Na homologação do contrato, a PM disse que a empresa afirmou que o botão de exclusão é um “filtro seletivo e não de uma função de exclusão”.
“As recorrentes teriam apontado a presença de um botão de exclusão de vídeo, o que teria sido refutado pela recorrida [Motorola], a qual explicou que se tratava de um filtro seletivo, e não de uma função de exclusão, desse modo, o órgão licitante confirmou que essa funcionalidade adicional seria testada na fase de entrega da solução”, descreveu a corporação.
Gravação intencional
Na prática, a mudança pode dificultar investigações de atos de violência policial porque deixará a decisão sobre ligar ou não o equipamento a cargo dos agentes. Especialista ouvido pelo g1 aponta que quando a câmera não é usada durante todo o turno policial pode:
aumentar o uso da força de forma indiscriminada e sem controle;
dificultar a produção de provas para investigações;
diminuir a proteção do próprio policial que possa estar numa situação de risco e/ou ter sua conduta questionada.

Detalhes do exercício: Transcreva sem alterações a parte do trecho selecionado que começa nas palavras "Gravação intencional" e termina logo depois de "sua conduta questionada.".

Material fornecido:
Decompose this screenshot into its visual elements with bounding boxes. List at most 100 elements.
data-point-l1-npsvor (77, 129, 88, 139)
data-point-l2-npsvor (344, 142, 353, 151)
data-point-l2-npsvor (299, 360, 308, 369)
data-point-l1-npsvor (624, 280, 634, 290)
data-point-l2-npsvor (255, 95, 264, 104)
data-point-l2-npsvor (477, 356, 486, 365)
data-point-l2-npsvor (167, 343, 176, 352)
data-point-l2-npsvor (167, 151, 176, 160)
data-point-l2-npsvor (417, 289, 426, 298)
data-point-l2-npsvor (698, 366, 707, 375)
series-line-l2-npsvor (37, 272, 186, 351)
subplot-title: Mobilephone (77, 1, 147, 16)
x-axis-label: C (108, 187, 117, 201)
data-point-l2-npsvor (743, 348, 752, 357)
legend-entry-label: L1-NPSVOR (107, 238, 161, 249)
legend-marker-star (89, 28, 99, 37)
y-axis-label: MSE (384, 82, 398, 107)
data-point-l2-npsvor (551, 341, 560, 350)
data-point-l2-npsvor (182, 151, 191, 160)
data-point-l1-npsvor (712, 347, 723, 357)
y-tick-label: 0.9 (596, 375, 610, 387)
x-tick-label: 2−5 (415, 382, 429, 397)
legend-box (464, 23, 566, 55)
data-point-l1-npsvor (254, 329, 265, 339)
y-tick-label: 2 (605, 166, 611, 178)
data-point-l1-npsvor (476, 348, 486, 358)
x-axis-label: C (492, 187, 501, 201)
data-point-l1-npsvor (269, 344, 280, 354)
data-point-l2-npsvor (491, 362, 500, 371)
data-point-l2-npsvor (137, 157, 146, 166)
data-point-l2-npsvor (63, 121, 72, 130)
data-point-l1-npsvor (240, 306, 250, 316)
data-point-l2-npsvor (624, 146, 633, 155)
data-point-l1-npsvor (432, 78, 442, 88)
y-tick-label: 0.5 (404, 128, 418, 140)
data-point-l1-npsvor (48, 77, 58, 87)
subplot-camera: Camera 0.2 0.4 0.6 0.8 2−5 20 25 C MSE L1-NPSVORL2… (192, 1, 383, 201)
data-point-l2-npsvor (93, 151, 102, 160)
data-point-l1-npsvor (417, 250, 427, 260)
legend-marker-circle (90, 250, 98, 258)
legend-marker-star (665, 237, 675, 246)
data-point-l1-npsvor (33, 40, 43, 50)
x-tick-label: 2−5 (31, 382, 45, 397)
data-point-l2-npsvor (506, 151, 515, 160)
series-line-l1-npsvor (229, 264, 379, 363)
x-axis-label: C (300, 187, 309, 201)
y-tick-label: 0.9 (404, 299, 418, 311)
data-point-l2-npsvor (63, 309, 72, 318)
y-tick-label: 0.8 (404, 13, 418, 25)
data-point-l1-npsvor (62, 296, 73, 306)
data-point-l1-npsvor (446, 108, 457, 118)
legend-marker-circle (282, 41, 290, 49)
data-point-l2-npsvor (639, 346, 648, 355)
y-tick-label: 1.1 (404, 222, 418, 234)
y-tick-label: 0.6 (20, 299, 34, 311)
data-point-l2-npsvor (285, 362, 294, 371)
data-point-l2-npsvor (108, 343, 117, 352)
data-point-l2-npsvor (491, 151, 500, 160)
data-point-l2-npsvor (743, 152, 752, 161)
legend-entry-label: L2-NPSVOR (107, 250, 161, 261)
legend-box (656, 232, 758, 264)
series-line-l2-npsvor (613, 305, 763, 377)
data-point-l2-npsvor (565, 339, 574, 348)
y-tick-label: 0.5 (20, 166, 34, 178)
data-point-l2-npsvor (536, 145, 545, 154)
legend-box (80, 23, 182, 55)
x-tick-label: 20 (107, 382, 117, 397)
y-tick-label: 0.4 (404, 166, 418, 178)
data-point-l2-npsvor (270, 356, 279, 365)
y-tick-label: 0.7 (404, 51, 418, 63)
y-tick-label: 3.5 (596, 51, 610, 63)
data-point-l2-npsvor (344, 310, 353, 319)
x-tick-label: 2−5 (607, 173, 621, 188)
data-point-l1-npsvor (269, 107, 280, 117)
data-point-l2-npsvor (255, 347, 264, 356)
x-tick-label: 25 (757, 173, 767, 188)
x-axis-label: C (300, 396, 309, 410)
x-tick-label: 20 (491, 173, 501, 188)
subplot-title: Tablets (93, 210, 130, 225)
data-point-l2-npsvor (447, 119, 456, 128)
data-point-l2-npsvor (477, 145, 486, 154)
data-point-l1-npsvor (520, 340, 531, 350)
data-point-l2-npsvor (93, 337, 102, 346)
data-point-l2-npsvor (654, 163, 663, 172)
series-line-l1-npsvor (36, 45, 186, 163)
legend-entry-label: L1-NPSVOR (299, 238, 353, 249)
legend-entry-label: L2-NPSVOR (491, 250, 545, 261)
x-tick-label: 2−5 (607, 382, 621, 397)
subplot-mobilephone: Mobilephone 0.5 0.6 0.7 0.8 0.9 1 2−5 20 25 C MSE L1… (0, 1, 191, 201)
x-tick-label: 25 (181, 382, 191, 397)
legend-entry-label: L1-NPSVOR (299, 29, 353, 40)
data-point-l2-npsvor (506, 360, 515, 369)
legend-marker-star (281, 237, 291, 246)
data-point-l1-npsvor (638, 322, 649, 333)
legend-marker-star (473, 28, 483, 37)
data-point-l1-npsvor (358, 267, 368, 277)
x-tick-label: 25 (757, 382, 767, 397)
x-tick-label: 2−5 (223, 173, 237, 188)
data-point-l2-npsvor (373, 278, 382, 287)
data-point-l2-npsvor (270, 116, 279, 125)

Solução do problema:
Gravação intencional
Na prática, a mudança pode dificultar investigações de atos de violência policial porque deixará a decisão sobre ligar ou não o equipamento a cargo dos agentes. Especialista ouvido pelo g1 aponta que quando a câmera não é usada durante todo o turno policial pode:
aumentar o uso da força de forma indiscriminada e sem controle;
dificultar a produção de provas para investigações;
diminuir a proteção do próprio policial que possa estar numa situação de risco e/ou ter sua conduta questionada.